## WHAT THE TASK ASKS
Extract the entries in their exact form.
++++ DATA ++++
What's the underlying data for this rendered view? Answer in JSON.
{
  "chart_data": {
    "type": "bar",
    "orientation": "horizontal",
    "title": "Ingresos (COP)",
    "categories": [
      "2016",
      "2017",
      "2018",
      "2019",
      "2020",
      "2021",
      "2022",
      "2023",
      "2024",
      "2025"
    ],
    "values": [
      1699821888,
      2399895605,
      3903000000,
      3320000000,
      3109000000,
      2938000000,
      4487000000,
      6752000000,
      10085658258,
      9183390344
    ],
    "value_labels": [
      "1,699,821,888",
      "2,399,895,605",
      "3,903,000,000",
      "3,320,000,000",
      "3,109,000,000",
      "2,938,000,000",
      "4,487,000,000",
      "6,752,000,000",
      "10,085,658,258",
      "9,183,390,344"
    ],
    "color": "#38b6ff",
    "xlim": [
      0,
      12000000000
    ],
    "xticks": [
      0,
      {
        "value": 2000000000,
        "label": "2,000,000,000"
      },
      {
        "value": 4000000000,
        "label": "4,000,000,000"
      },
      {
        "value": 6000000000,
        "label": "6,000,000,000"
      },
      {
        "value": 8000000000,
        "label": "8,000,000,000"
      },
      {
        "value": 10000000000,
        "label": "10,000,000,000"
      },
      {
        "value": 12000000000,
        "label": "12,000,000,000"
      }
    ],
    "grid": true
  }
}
++++
## COMPLETE ANSWER
What's the underlying data for this rendered view? Answer in JSON.
{
  "chart_data": {
    "type": "bar",
    "orientation": "horizontal",
    "title": "Ingresos (COP)",
    "categories": [
      "2016",
      "2017",
      "2018",
      "2019",
      "2020",
      "2021",
      "2022",
      "2023",
      "2024",
      "2025"
    ],
    "values": [
      1699821888,
      2399895605,
      3903000000,
      3320000000,
      3109000000,
      2938000000,
      4487000000,
      6752000000,
      10085658258,
      9183390344
    ],
    "value_labels": [
      "1,699,821,888",
      "2,399,895,605",
      "3,903,000,000",
      "3,320,000,000",
      "3,109,000,000",
      "2,938,000,000",
      "4,487,000,000",
      "6,752,000,000",
      "10,085,658,258",
      "9,183,390,344"
    ],
    "color": "#38b6ff",
    "xlim": [
      0,
      12000000000
    ],
    "xticks": [
      0,
      {
        "value": 2000000000,
        "label": "2,000,000,000"
      },
      {
        "value": 4000000000,
        "label": "4,000,000,000"
      },
      {
        "value": 6000000000,
        "label": "6,000,000,000"
      },
      {
        "value": 8000000000,
        "label": "8,000,000,000"
      },
      {
        "value": 10000000000,
        "label": "10,000,000,000"
      },
      {
        "value": 12000000000,
        "label": "12,000,000,000"
      }
    ],
    "grid": true
  }
}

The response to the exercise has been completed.